-- BEGIN Source material --
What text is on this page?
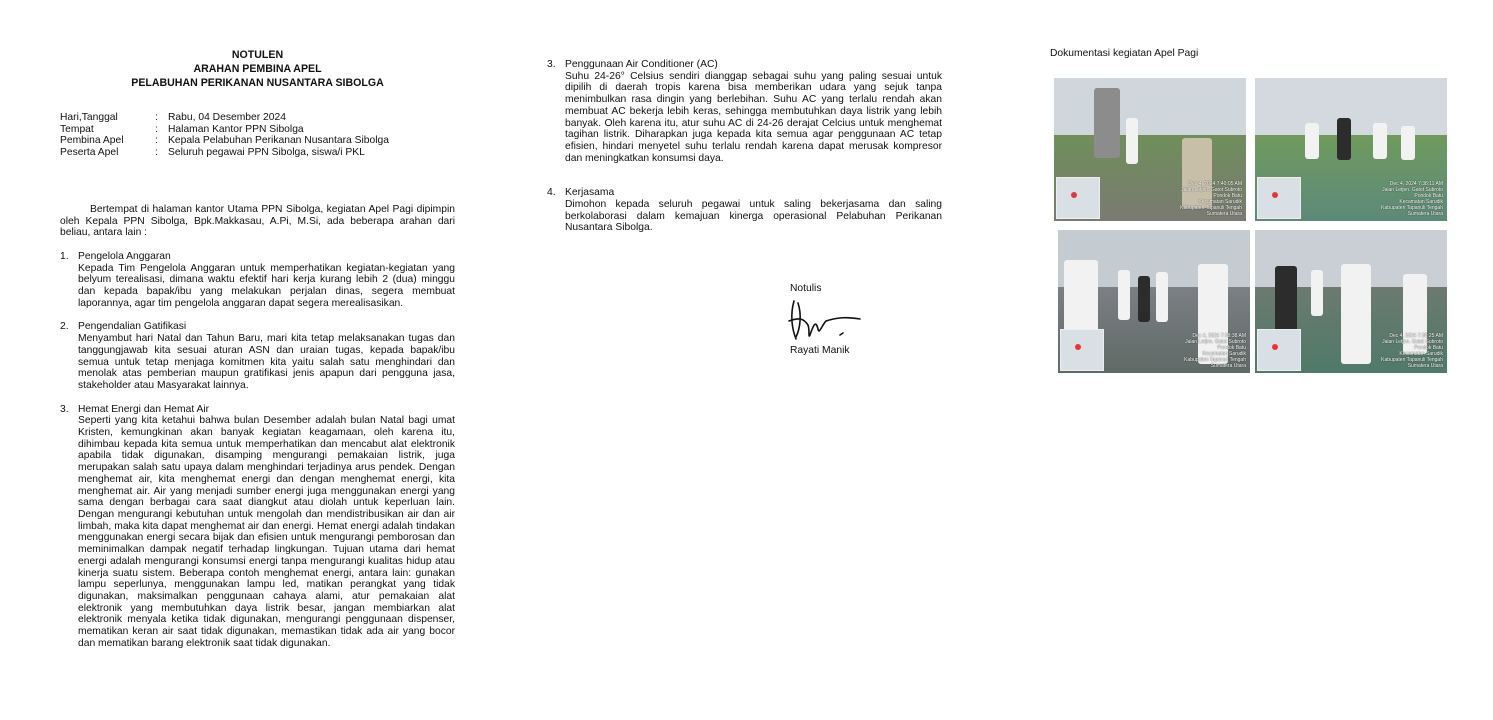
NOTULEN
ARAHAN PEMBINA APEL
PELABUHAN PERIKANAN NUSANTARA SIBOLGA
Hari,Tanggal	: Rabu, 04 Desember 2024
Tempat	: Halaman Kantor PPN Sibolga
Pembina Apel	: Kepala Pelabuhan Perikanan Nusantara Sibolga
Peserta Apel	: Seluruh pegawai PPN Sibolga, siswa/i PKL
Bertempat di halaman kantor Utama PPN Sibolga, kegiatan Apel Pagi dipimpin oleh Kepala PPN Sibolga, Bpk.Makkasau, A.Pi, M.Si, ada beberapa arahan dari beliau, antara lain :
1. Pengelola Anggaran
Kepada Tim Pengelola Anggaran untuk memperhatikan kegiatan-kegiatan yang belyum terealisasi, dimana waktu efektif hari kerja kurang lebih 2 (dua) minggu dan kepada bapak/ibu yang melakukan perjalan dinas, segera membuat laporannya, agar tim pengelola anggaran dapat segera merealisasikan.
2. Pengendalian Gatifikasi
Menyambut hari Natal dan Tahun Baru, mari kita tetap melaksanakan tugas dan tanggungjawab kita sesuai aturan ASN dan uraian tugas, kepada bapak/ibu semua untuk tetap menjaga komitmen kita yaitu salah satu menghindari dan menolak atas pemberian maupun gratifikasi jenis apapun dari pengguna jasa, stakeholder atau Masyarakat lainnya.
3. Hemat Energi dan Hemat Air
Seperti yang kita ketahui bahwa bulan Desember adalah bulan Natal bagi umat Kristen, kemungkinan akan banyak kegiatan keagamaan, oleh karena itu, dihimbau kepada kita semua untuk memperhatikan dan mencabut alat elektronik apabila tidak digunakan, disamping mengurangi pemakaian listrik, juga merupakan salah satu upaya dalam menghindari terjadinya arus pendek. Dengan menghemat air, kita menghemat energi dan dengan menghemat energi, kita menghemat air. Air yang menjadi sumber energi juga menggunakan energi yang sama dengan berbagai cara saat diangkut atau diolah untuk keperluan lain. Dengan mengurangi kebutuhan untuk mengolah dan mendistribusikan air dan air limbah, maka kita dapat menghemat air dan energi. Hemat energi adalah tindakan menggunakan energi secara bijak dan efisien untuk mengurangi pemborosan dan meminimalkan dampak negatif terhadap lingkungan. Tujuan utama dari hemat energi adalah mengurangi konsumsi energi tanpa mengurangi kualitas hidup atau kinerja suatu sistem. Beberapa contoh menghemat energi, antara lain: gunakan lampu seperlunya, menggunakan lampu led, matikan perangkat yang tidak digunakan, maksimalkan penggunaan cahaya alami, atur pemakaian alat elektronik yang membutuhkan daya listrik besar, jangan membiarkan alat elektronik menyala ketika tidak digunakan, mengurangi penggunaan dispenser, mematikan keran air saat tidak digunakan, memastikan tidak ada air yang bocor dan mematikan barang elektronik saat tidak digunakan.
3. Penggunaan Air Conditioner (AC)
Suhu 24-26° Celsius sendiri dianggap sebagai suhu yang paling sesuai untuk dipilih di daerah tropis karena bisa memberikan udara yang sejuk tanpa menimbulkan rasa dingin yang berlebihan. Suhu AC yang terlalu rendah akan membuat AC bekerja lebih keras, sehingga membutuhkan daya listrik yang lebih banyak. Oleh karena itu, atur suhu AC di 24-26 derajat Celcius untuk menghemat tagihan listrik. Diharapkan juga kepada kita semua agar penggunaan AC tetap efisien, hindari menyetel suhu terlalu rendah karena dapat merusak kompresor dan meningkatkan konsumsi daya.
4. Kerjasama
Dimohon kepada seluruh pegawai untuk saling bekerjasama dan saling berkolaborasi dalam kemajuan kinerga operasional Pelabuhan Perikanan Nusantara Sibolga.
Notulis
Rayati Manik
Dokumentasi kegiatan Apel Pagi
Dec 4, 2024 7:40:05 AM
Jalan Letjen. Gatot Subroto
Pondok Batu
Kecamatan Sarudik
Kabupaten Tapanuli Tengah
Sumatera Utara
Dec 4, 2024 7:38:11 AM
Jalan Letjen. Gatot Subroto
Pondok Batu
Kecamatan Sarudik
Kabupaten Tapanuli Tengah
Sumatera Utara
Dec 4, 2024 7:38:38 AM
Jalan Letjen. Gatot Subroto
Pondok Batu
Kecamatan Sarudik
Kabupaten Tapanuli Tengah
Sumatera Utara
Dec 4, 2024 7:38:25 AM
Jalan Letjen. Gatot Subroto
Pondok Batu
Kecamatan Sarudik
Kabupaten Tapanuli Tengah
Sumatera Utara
-- END Source material --
-- BEGIN Source material --
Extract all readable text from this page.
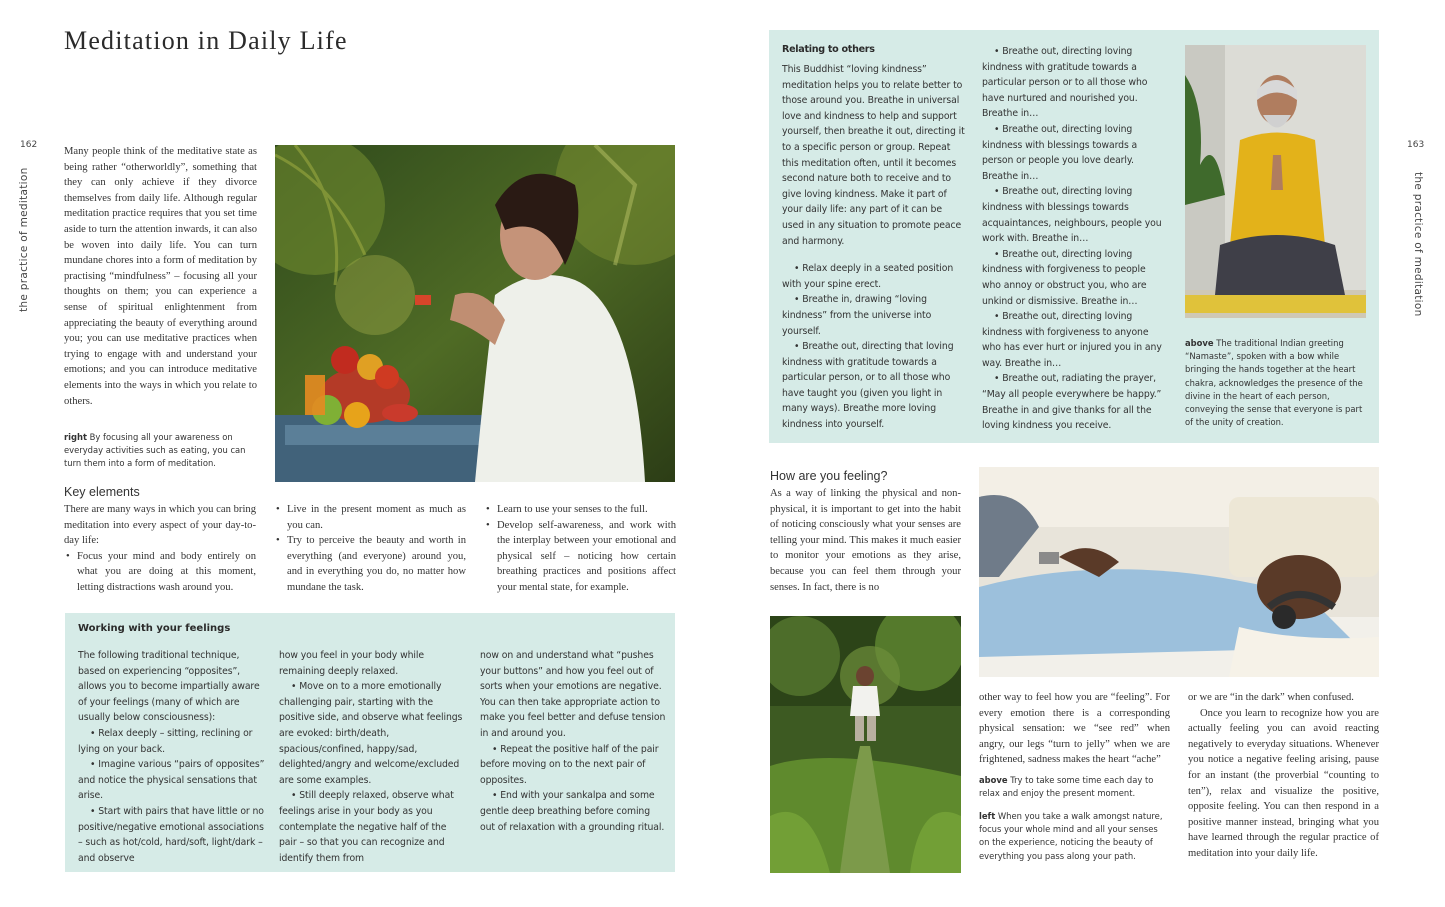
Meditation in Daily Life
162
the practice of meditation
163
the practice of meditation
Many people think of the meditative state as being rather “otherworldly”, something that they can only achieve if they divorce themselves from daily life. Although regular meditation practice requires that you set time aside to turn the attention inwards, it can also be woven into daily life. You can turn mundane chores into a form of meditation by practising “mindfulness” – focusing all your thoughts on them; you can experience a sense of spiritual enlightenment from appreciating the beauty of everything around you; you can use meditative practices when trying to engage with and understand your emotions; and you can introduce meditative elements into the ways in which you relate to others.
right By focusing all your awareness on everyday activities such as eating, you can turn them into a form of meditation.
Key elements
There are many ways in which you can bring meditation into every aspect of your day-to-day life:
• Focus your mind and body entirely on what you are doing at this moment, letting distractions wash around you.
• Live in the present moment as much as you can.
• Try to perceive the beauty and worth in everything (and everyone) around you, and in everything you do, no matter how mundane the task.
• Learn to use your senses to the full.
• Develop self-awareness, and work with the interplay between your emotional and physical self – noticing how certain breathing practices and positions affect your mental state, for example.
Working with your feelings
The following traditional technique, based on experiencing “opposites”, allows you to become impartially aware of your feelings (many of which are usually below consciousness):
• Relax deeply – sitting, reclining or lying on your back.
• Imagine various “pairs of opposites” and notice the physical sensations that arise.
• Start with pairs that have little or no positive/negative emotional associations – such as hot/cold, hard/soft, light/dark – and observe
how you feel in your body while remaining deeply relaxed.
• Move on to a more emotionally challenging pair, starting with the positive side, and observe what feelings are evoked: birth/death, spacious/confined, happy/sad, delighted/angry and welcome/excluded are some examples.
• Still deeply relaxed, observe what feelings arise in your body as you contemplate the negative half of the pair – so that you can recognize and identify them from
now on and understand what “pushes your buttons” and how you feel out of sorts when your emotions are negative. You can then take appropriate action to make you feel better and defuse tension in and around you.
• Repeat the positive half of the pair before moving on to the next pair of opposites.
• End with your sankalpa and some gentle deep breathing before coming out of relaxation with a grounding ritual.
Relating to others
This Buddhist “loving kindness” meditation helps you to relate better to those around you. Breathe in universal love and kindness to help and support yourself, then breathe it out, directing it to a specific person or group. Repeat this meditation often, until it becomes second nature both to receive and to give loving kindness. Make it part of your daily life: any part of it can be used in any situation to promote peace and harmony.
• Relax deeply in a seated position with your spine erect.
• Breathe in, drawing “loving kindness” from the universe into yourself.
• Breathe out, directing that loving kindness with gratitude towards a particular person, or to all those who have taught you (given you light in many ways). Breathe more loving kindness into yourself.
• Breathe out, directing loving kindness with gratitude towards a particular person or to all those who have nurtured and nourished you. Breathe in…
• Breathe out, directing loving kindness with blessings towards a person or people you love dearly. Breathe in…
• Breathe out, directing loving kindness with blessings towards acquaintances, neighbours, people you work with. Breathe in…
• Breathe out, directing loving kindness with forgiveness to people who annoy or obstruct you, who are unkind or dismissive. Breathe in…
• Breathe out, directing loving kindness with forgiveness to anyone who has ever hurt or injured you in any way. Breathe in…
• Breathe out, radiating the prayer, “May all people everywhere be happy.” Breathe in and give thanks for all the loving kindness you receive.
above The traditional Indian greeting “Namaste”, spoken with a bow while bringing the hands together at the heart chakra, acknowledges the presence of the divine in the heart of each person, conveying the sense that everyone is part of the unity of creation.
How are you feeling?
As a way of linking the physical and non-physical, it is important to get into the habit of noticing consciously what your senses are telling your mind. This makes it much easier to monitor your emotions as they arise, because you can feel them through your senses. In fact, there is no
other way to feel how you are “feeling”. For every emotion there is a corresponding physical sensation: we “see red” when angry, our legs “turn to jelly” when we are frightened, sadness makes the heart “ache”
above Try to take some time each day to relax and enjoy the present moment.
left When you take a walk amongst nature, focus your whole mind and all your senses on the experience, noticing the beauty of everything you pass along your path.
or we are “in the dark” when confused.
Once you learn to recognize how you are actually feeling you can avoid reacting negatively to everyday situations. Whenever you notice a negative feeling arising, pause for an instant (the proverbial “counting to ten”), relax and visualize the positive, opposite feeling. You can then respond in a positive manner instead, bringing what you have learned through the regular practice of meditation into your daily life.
-- END Source material --
* [Directive]:
In how many lines does the word "nature" appear? Respond with the number alone.

* [Final result]:
2